**Set task:** Using the listing below, report all lines holding the word "Government".

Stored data
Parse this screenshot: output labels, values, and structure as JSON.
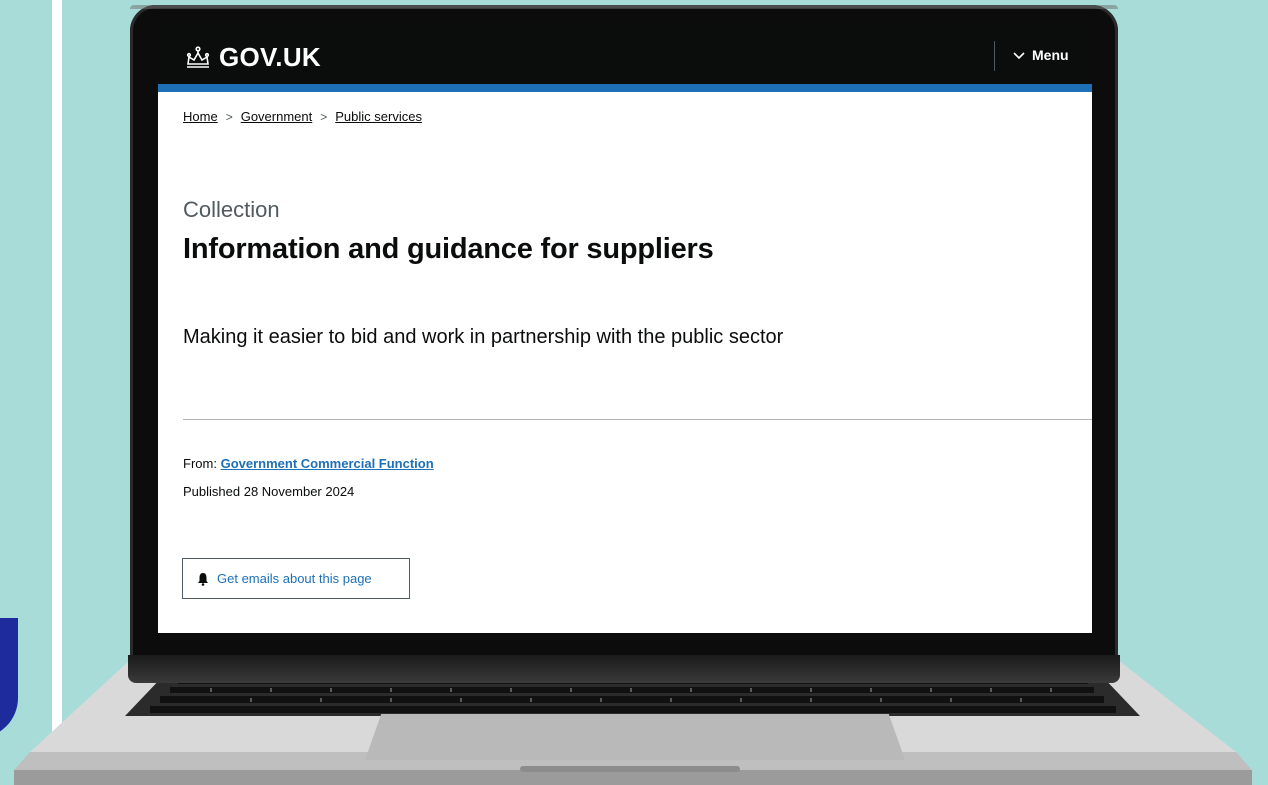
{
  "header": {
    "logo_text": "GOV.UK",
    "menu_label": "Menu"
  },
  "breadcrumb": {
    "items": [
      "Home",
      "Government",
      "Public services"
    ]
  },
  "main": {
    "caption": "Collection",
    "title": "Information and guidance for suppliers",
    "lead": "Making it easier to bid and work in partnership with the public sector",
    "meta": {
      "from_label": "From:",
      "from_link": "Government Commercial Function",
      "published": "Published 28 November 2024"
    },
    "email_button": "Get emails about this page"
  },
  "icons": {
    "logo": "crown-icon",
    "menu": "chevron-down-icon",
    "email": "bell-icon"
  },
  "colors": {
    "background": "#a8dcd8",
    "header": "#0b0c0c",
    "brand_blue": "#1d70b8",
    "accent_shape": "#1d2b9c"
  }
}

**The reply:**
      "Government",
      "from_link": "Government Commercial Function",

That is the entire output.